■ **Problem requirements**: The complete listing should be restated exactly.

>> BEGIN

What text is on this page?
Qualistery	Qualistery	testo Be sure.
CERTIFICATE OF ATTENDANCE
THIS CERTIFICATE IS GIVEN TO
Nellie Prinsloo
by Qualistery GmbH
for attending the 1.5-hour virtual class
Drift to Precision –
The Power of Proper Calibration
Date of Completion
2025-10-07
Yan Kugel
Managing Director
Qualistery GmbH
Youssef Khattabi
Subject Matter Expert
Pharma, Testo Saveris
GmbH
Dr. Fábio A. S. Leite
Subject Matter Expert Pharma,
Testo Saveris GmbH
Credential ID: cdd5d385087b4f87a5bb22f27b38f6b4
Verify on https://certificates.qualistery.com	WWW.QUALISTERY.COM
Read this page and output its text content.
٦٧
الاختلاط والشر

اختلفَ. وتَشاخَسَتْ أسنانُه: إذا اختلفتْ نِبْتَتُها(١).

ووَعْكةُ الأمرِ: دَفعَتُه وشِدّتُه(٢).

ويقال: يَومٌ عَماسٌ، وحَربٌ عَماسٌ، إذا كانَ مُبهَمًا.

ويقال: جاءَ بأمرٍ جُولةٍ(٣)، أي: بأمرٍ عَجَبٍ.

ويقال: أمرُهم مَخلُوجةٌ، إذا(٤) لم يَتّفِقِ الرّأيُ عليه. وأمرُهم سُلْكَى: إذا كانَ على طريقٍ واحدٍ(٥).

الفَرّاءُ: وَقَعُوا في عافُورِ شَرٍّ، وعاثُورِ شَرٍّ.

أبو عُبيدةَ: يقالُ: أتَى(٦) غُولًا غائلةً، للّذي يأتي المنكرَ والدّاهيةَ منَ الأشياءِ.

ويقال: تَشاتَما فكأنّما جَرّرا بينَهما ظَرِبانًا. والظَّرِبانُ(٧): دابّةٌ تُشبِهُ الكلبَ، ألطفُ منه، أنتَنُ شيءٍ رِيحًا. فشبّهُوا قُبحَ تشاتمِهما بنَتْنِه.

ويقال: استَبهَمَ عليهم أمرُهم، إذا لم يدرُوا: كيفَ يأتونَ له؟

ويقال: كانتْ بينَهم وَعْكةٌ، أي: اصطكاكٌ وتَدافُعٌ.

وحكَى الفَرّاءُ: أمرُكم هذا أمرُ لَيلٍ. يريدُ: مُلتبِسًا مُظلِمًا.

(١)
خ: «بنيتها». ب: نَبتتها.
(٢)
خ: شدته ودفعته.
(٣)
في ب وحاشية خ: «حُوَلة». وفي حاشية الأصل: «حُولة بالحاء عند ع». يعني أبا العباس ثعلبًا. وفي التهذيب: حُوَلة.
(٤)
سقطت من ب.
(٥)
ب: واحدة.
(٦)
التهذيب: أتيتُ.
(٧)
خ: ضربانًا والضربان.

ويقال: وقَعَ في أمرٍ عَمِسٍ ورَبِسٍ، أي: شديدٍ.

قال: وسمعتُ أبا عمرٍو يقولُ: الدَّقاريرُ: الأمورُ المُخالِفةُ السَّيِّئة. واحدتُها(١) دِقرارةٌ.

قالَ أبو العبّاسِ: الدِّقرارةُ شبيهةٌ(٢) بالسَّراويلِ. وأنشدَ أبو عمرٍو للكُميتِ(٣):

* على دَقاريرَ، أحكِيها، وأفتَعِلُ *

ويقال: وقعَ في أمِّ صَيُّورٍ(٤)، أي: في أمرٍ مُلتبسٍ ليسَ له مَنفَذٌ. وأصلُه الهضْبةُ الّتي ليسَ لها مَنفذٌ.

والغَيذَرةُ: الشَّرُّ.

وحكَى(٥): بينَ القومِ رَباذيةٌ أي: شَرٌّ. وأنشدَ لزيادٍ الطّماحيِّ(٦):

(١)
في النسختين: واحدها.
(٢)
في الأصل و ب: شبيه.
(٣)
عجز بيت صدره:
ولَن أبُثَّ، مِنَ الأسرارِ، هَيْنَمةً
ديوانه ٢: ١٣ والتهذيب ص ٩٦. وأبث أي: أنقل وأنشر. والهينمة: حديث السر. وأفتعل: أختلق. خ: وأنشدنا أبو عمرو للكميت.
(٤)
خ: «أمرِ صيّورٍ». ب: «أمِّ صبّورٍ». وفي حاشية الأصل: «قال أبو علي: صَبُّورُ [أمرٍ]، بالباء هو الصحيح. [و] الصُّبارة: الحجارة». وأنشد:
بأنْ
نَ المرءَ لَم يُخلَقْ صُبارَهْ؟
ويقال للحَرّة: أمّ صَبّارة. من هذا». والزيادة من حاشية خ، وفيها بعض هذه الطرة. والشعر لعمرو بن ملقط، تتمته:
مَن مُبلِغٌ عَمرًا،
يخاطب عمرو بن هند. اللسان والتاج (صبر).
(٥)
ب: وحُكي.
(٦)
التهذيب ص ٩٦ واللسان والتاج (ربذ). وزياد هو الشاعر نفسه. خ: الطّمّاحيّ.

>> END

■ **Task solution**:
What text is on this page?
Qualistery	Qualistery	testo Be sure.
CERTIFICATE OF ATTENDANCE
THIS CERTIFICATE IS GIVEN TO
Nellie Prinsloo
by Qualistery GmbH
for attending the 1.5-hour virtual class
Drift to Precision –
The Power of Proper Calibration
Date of Completion
2025-10-07
Yan Kugel
Managing Director
Qualistery GmbH
Youssef Khattabi
Subject Matter Expert
Pharma, Testo Saveris
GmbH
Dr. Fábio A. S. Leite
Subject Matter Expert Pharma,
Testo Saveris GmbH
Credential ID: cdd5d385087b4f87a5bb22f27b38f6b4
Verify on https://certificates.qualistery.com	WWW.QUALISTERY.COM
Read this page and output its text content.
٦٧
الاختلاط والشر

اختلفَ. وتَشاخَسَتْ أسنانُه: إذا اختلفتْ نِبْتَتُها(١).

ووَعْكةُ الأمرِ: دَفعَتُه وشِدّتُه(٢).

ويقال: يَومٌ عَماسٌ، وحَربٌ عَماسٌ، إذا كانَ مُبهَمًا.

ويقال: جاءَ بأمرٍ جُولةٍ(٣)، أي: بأمرٍ عَجَبٍ.

ويقال: أمرُهم مَخلُوجةٌ، إذا(٤) لم يَتّفِقِ الرّأيُ عليه. وأمرُهم سُلْكَى: إذا كانَ على طريقٍ واحدٍ(٥).

الفَرّاءُ: وَقَعُوا في عافُورِ شَرٍّ، وعاثُورِ شَرٍّ.

أبو عُبيدةَ: يقالُ: أتَى(٦) غُولًا غائلةً، للّذي يأتي المنكرَ والدّاهيةَ منَ الأشياءِ.

ويقال: تَشاتَما فكأنّما جَرّرا بينَهما ظَرِبانًا. والظَّرِبانُ(٧): دابّةٌ تُشبِهُ الكلبَ، ألطفُ منه، أنتَنُ شيءٍ رِيحًا. فشبّهُوا قُبحَ تشاتمِهما بنَتْنِه.

ويقال: استَبهَمَ عليهم أمرُهم، إذا لم يدرُوا: كيفَ يأتونَ له؟

ويقال: كانتْ بينَهم وَعْكةٌ، أي: اصطكاكٌ وتَدافُعٌ.

وحكَى الفَرّاءُ: أمرُكم هذا أمرُ لَيلٍ. يريدُ: مُلتبِسًا مُظلِمًا.

(١)
خ: «بنيتها». ب: نَبتتها.
(٢)
خ: شدته ودفعته.
(٣)
في ب وحاشية خ: «حُوَلة». وفي حاشية الأصل: «حُولة بالحاء عند ع». يعني أبا العباس ثعلبًا. وفي التهذيب: حُوَلة.
(٤)
سقطت من ب.
(٥)
ب: واحدة.
(٦)
التهذيب: أتيتُ.
(٧)
خ: ضربانًا والضربان.

ويقال: وقَعَ في أمرٍ عَمِسٍ ورَبِسٍ، أي: شديدٍ.

قال: وسمعتُ أبا عمرٍو يقولُ: الدَّقاريرُ: الأمورُ المُخالِفةُ السَّيِّئة. واحدتُها(١) دِقرارةٌ.

قالَ أبو العبّاسِ: الدِّقرارةُ شبيهةٌ(٢) بالسَّراويلِ. وأنشدَ أبو عمرٍو للكُميتِ(٣):

* على دَقاريرَ، أحكِيها، وأفتَعِلُ *

ويقال: وقعَ في أمِّ صَيُّورٍ(٤)، أي: في أمرٍ مُلتبسٍ ليسَ له مَنفَذٌ. وأصلُه الهضْبةُ الّتي ليسَ لها مَنفذٌ.

والغَيذَرةُ: الشَّرُّ.

وحكَى(٥): بينَ القومِ رَباذيةٌ أي: شَرٌّ. وأنشدَ لزيادٍ الطّماحيِّ(٦):

(١)
في النسختين: واحدها.
(٢)
في الأصل و ب: شبيه.
(٣)
عجز بيت صدره:
ولَن أبُثَّ، مِنَ الأسرارِ، هَيْنَمةً
ديوانه ٢: ١٣ والتهذيب ص ٩٦. وأبث أي: أنقل وأنشر. والهينمة: حديث السر. وأفتعل: أختلق. خ: وأنشدنا أبو عمرو للكميت.
(٤)
خ: «أمرِ صيّورٍ». ب: «أمِّ صبّورٍ». وفي حاشية الأصل: «قال أبو علي: صَبُّورُ [أمرٍ]، بالباء هو الصحيح. [و] الصُّبارة: الحجارة». وأنشد:
بأنْ
نَ المرءَ لَم يُخلَقْ صُبارَهْ؟
ويقال للحَرّة: أمّ صَبّارة. من هذا». والزيادة من حاشية خ، وفيها بعض هذه الطرة. والشعر لعمرو بن ملقط، تتمته:
مَن مُبلِغٌ عَمرًا،
يخاطب عمرو بن هند. اللسان والتاج (صبر).
(٥)
ب: وحُكي.
(٦)
التهذيب ص ٩٦ واللسان والتاج (ربذ). وزياد هو الشاعر نفسه. خ: الطّمّاحيّ.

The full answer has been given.